## Do this
Here are some records. Copy each one exactly.

## Supplied entries

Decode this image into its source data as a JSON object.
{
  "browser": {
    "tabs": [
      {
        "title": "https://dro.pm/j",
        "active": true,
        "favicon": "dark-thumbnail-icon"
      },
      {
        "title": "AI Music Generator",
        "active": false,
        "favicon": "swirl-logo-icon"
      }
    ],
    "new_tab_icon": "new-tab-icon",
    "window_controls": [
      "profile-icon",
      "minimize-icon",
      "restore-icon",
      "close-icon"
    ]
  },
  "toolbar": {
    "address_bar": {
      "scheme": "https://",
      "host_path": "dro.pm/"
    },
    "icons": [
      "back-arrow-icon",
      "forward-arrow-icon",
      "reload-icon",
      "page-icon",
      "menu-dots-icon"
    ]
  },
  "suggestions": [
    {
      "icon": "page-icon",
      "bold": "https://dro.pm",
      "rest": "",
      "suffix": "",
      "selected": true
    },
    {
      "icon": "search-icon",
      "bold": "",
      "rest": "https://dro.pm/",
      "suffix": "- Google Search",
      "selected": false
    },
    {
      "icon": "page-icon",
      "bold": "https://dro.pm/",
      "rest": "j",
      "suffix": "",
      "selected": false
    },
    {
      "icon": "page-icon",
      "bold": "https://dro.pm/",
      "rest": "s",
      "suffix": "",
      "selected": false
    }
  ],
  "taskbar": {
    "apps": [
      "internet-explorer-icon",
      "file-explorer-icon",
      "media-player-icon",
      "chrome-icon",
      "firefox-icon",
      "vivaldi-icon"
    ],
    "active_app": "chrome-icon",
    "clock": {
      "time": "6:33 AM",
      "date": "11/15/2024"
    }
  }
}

## Finished exercise
Decode this image into its source data as a JSON object.
{
  "browser": {
    "tabs": [
      {
        "title": "https://dro.pm/j",
        "active": true,
        "favicon": "dark-thumbnail-icon"
      },
      {
        "title": "AI Music Generator",
        "active": false,
        "favicon": "swirl-logo-icon"
      }
    ],
    "new_tab_icon": "new-tab-icon",
    "window_controls": [
      "profile-icon",
      "minimize-icon",
      "restore-icon",
      "close-icon"
    ]
  },
  "toolbar": {
    "address_bar": {
      "scheme": "https://",
      "host_path": "dro.pm/"
    },
    "icons": [
      "back-arrow-icon",
      "forward-arrow-icon",
      "reload-icon",
      "page-icon",
      "menu-dots-icon"
    ]
  },
  "suggestions": [
    {
      "icon": "page-icon",
      "bold": "https://dro.pm",
      "rest": "",
      "suffix": "",
      "selected": true
    },
    {
      "icon": "search-icon",
      "bold": "",
      "rest": "https://dro.pm/",
      "suffix": "- Google Search",
      "selected": false
    },
    {
      "icon": "page-icon",
      "bold": "https://dro.pm/",
      "rest": "j",
      "suffix": "",
      "selected": false
    },
    {
      "icon": "page-icon",
      "bold": "https://dro.pm/",
      "rest": "s",
      "suffix": "",
      "selected": false
    }
  ],
  "taskbar": {
    "apps": [
      "internet-explorer-icon",
      "file-explorer-icon",
      "media-player-icon",
      "chrome-icon",
      "firefox-icon",
      "vivaldi-icon"
    ],
    "active_app": "chrome-icon",
    "clock": {
      "time": "6:33 AM",
      "date": "11/15/2024"
    }
  }
}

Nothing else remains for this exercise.